## Task objective
Go through the entries below and collect each line with the string "والأذى" in it.

## Records for this task
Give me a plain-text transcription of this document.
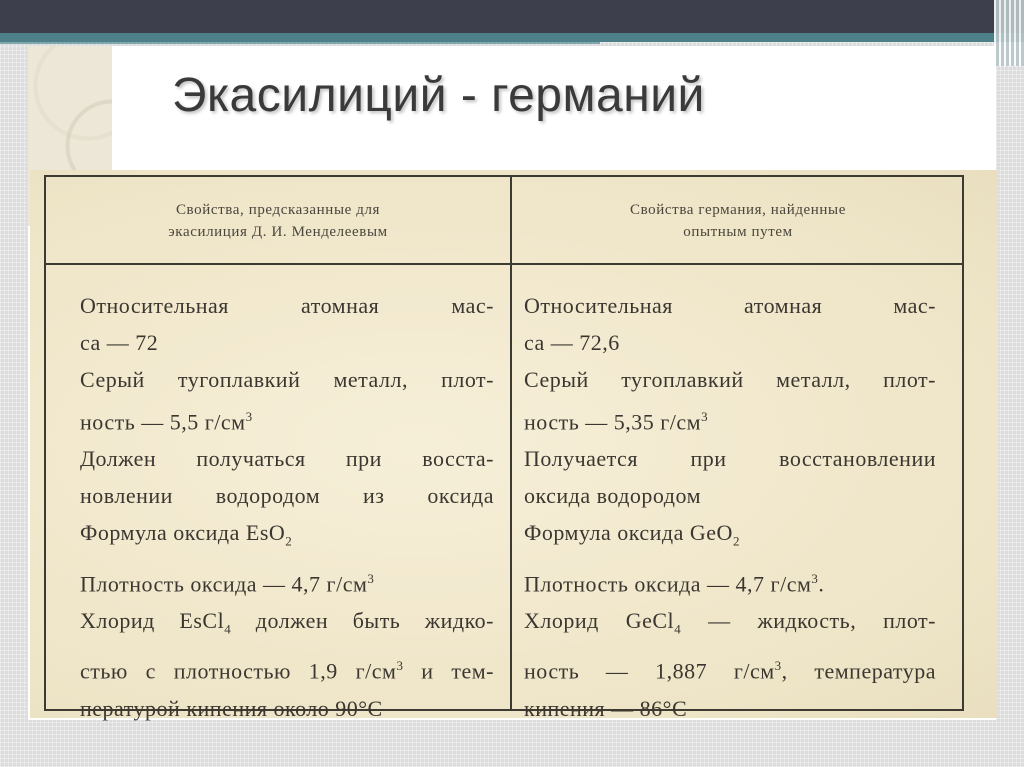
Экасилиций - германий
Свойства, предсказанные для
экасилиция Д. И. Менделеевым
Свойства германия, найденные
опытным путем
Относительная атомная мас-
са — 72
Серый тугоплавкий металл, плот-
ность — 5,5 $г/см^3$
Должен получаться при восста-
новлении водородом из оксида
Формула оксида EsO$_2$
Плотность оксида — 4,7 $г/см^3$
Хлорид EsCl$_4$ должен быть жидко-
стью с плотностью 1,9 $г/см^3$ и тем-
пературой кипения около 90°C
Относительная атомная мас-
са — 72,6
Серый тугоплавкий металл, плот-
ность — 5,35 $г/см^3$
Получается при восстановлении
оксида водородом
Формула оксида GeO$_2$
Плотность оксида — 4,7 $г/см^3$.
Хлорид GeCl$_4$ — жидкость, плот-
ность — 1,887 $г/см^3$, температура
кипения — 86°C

---

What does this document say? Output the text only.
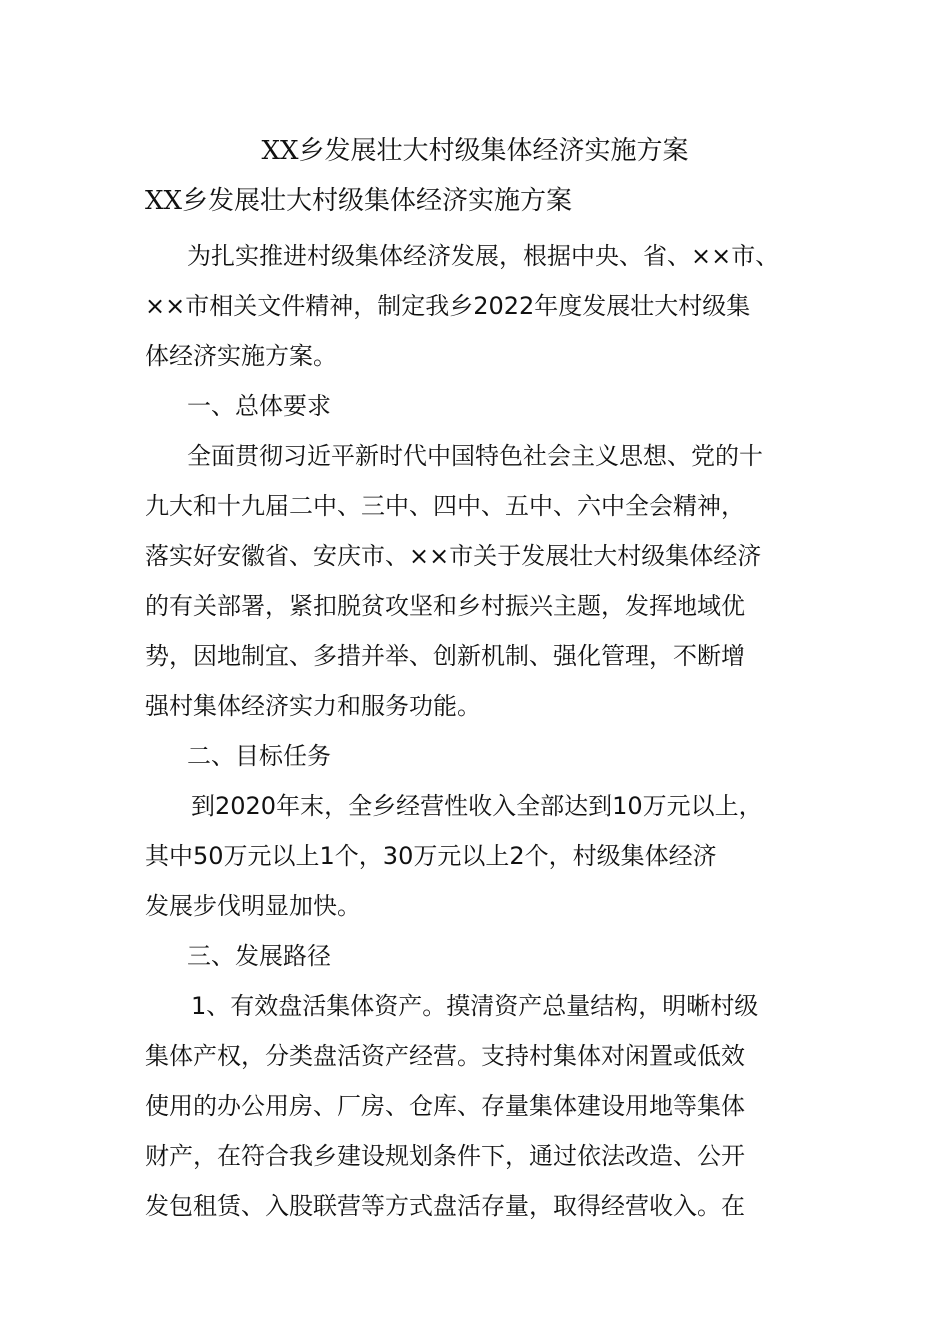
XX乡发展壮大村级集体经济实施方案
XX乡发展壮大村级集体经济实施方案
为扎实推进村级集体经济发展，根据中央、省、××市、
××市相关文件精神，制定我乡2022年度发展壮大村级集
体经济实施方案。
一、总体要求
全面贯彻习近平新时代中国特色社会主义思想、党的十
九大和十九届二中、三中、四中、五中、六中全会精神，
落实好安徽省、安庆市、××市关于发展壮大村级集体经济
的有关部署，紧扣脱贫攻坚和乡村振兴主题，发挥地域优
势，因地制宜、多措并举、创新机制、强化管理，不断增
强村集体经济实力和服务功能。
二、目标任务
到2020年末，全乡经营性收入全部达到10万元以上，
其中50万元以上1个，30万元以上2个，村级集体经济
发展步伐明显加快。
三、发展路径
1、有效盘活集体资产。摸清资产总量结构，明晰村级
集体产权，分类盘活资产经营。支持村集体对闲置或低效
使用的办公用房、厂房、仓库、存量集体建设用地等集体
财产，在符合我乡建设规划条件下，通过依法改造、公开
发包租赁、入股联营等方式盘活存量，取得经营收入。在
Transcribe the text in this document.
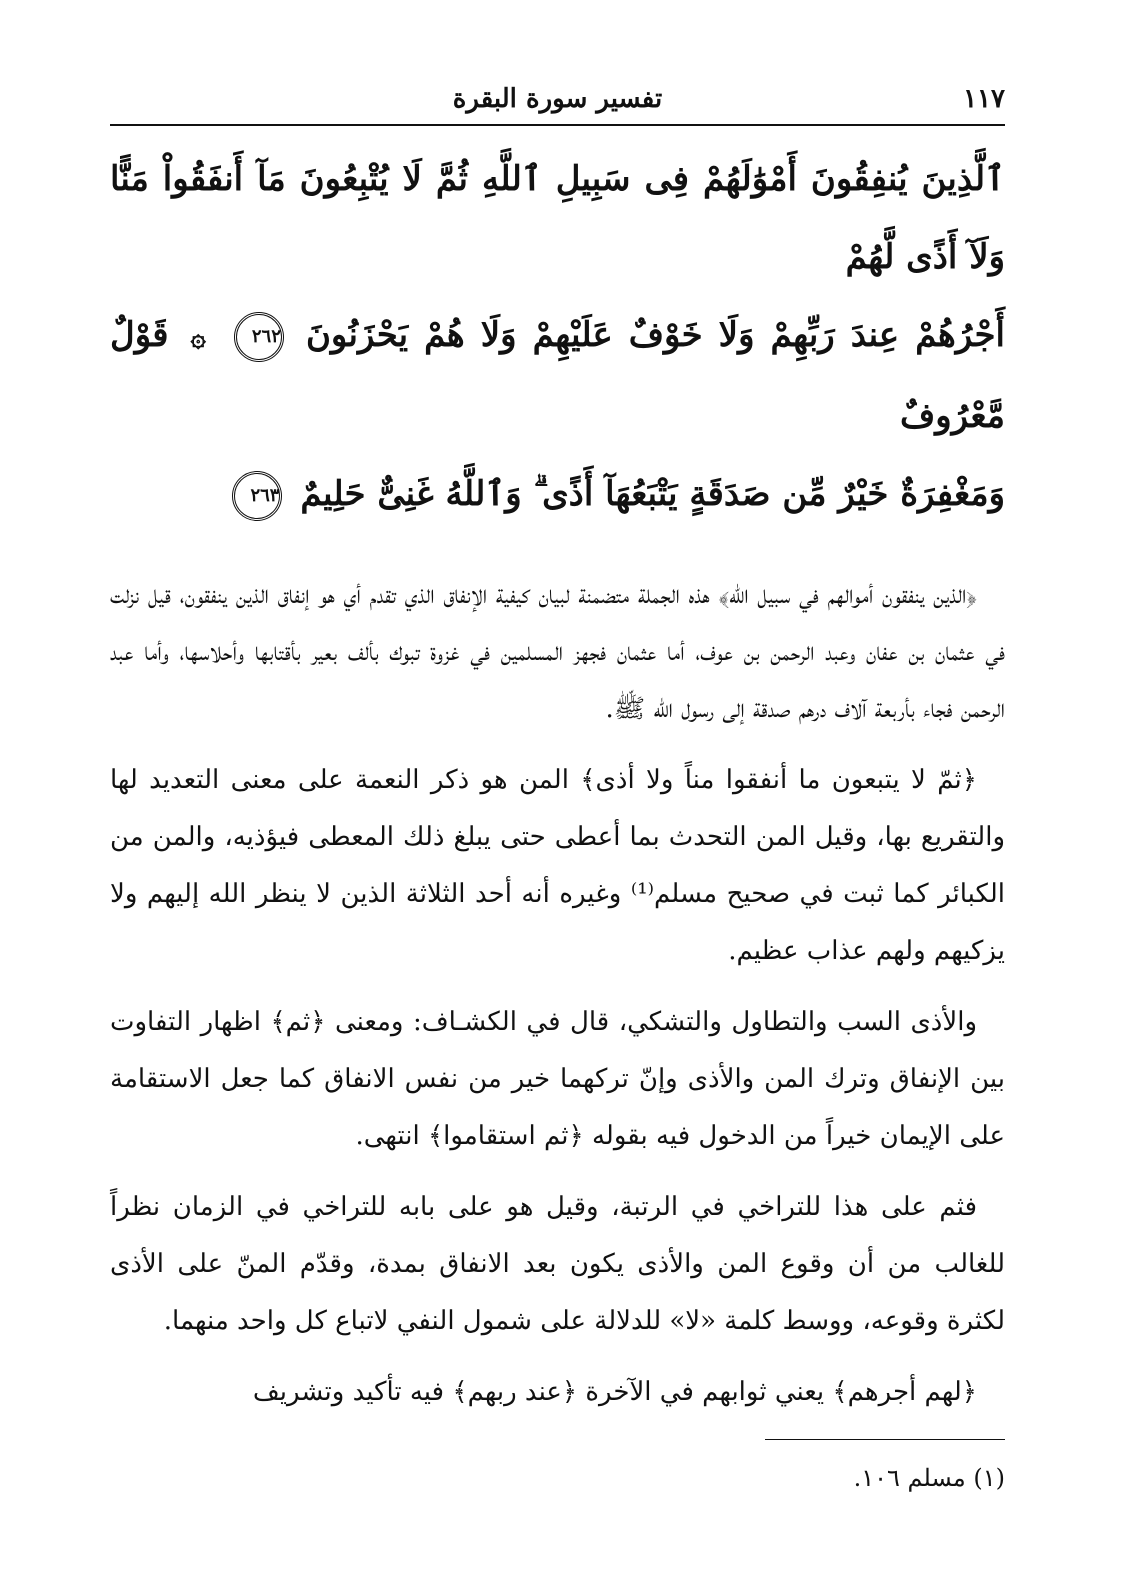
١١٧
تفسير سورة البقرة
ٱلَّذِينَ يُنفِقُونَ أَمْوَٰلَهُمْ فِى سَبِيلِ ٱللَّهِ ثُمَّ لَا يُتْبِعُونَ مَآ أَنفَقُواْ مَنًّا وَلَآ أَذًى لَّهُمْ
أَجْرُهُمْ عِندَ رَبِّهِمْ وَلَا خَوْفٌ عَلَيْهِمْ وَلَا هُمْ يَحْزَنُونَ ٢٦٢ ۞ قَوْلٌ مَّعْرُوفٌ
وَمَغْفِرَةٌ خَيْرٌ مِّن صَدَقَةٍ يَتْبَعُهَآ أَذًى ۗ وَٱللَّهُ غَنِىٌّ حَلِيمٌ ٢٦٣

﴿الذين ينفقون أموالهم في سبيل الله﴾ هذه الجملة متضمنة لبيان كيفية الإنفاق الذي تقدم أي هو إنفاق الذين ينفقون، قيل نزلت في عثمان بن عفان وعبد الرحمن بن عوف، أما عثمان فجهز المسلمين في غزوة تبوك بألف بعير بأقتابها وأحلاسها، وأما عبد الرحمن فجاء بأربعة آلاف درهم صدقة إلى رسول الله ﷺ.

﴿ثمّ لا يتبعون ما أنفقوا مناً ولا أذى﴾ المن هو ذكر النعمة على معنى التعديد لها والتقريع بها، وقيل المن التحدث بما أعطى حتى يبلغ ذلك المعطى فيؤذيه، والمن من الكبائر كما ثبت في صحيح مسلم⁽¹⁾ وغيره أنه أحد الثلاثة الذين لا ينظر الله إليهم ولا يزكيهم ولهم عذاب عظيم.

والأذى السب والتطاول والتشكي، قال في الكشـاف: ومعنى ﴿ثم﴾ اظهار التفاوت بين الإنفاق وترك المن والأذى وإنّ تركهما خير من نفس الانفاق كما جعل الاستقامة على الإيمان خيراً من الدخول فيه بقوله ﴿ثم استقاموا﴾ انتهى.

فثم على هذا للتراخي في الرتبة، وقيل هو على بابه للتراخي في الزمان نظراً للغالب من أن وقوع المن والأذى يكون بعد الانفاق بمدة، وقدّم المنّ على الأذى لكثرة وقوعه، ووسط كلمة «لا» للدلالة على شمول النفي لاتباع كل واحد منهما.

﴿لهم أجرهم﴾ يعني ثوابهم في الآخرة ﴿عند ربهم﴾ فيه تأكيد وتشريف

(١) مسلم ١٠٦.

## Response below
والأذى السب والتطاول والتشكي، قال في الكشـاف: ومعنى ﴿ثم﴾ اظهار التفاوت بين الإنفاق وترك المن والأذى وإنّ تركهما خير من نفس الانفاق كما جعل الاستقامة على الإيمان خيراً من الدخول فيه بقوله ﴿ثم استقاموا﴾ انتهى.
فثم على هذا للتراخي في الرتبة، وقيل هو على بابه للتراخي في الزمان نظراً للغالب من أن وقوع المن والأذى يكون بعد الانفاق بمدة، وقدّم المنّ على الأذى لكثرة وقوعه، ووسط كلمة «لا» للدلالة على شمول النفي لاتباع كل واحد منهما.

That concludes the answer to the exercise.